▶ [STATED PROBLEM]: Collect all lines below with the string "mant".

▶ [PROVIDED MATERIAL]:
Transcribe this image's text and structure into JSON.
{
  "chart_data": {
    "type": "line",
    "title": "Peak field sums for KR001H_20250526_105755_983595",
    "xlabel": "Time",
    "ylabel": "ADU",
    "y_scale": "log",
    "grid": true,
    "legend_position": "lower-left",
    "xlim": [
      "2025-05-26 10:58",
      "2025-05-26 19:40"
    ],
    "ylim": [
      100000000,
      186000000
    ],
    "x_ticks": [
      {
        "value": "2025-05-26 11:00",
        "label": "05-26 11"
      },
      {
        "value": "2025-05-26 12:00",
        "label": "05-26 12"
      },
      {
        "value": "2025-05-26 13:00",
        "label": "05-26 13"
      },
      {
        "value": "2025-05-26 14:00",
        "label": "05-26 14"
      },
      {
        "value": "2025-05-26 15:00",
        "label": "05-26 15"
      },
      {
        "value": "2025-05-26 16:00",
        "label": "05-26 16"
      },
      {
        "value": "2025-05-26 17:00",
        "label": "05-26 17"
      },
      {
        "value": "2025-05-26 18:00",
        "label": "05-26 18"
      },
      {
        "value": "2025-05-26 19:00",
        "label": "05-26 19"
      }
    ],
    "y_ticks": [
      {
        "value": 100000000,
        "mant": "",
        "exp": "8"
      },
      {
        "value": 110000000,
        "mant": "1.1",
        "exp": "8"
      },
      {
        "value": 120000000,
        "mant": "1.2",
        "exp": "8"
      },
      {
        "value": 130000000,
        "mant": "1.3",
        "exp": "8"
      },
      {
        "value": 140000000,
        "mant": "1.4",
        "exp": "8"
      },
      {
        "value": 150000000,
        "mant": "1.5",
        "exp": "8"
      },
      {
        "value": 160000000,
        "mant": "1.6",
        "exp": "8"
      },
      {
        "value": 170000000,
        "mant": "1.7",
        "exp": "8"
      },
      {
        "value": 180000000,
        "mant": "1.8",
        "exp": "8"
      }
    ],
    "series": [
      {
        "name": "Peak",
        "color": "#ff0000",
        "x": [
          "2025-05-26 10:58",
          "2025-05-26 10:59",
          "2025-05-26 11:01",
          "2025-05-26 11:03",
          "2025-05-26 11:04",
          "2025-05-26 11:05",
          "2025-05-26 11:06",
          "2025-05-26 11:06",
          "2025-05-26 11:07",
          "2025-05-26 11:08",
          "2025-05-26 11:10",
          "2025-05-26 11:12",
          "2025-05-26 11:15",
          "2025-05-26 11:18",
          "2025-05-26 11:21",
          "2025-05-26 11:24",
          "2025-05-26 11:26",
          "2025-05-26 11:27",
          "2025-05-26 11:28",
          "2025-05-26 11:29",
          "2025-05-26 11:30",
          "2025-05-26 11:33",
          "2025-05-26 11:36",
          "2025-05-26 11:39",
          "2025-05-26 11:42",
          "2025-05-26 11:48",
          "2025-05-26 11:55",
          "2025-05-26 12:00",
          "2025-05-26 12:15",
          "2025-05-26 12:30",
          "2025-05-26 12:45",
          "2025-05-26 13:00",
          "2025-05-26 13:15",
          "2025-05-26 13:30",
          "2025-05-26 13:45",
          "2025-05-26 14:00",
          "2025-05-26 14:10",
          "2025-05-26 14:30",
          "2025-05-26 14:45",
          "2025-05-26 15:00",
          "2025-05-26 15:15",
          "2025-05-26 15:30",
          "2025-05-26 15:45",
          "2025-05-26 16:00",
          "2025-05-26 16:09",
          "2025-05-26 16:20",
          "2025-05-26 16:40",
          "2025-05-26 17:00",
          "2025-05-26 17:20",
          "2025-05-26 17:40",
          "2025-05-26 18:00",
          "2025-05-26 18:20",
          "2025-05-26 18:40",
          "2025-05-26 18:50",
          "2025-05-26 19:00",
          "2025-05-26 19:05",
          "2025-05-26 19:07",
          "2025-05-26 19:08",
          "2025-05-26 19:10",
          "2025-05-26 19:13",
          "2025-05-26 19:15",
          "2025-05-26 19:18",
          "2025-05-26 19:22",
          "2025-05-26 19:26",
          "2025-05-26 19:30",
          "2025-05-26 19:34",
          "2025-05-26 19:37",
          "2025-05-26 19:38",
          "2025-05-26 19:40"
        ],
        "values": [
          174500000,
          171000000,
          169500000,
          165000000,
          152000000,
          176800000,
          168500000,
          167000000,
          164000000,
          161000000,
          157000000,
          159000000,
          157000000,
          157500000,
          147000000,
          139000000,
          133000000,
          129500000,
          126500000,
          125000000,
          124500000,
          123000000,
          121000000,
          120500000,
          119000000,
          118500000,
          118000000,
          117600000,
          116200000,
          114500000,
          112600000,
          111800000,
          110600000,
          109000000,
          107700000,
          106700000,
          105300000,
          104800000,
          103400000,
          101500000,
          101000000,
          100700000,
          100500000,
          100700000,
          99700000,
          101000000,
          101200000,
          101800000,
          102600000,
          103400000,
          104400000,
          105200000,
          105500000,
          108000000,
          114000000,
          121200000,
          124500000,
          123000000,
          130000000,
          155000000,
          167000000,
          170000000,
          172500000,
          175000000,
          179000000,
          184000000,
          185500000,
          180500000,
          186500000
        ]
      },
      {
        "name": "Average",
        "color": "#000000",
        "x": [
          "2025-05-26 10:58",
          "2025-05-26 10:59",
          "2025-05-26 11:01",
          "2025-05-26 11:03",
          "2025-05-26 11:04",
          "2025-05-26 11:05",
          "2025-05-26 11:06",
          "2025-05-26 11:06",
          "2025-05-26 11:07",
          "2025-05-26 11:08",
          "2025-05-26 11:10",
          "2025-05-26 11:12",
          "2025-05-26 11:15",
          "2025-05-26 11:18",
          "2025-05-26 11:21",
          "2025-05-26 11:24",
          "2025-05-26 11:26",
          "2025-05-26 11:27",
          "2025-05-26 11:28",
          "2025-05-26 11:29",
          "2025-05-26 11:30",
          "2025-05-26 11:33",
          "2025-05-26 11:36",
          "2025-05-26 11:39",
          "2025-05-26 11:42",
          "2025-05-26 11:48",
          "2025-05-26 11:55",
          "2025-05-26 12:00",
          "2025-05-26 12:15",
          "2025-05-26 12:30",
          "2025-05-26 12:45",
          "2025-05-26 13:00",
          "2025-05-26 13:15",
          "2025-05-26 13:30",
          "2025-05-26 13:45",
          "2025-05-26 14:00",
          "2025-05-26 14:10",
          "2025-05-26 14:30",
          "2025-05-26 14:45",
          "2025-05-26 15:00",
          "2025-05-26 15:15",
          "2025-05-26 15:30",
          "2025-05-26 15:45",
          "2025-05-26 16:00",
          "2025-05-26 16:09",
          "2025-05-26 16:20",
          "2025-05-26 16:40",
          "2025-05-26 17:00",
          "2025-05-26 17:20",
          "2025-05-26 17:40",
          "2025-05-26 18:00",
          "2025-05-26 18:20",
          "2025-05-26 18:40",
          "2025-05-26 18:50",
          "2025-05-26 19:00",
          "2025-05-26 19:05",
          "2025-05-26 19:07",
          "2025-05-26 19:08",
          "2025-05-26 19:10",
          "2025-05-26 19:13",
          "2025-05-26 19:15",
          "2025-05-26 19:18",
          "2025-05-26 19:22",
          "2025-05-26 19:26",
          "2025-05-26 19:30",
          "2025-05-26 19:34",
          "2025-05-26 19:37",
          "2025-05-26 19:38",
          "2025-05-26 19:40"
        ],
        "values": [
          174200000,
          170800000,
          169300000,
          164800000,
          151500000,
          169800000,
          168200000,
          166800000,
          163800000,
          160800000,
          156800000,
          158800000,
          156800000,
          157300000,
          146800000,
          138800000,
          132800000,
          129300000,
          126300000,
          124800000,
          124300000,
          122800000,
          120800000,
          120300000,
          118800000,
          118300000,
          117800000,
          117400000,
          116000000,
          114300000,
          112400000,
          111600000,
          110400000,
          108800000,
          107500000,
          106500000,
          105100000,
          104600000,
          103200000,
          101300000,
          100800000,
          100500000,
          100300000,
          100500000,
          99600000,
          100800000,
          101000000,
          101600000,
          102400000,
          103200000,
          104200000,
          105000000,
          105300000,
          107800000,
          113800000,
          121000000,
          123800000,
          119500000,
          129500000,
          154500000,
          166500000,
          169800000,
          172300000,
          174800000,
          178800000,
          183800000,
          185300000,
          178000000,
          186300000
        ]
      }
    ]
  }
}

▶ [SOLUTION FOR THIS PROBLEM]:
        "mant": "",
        "mant": "1.1",
        "mant": "1.2",
        "mant": "1.3",
        "mant": "1.4",
        "mant": "1.5",
        "mant": "1.6",
        "mant": "1.7",
        "mant": "1.8",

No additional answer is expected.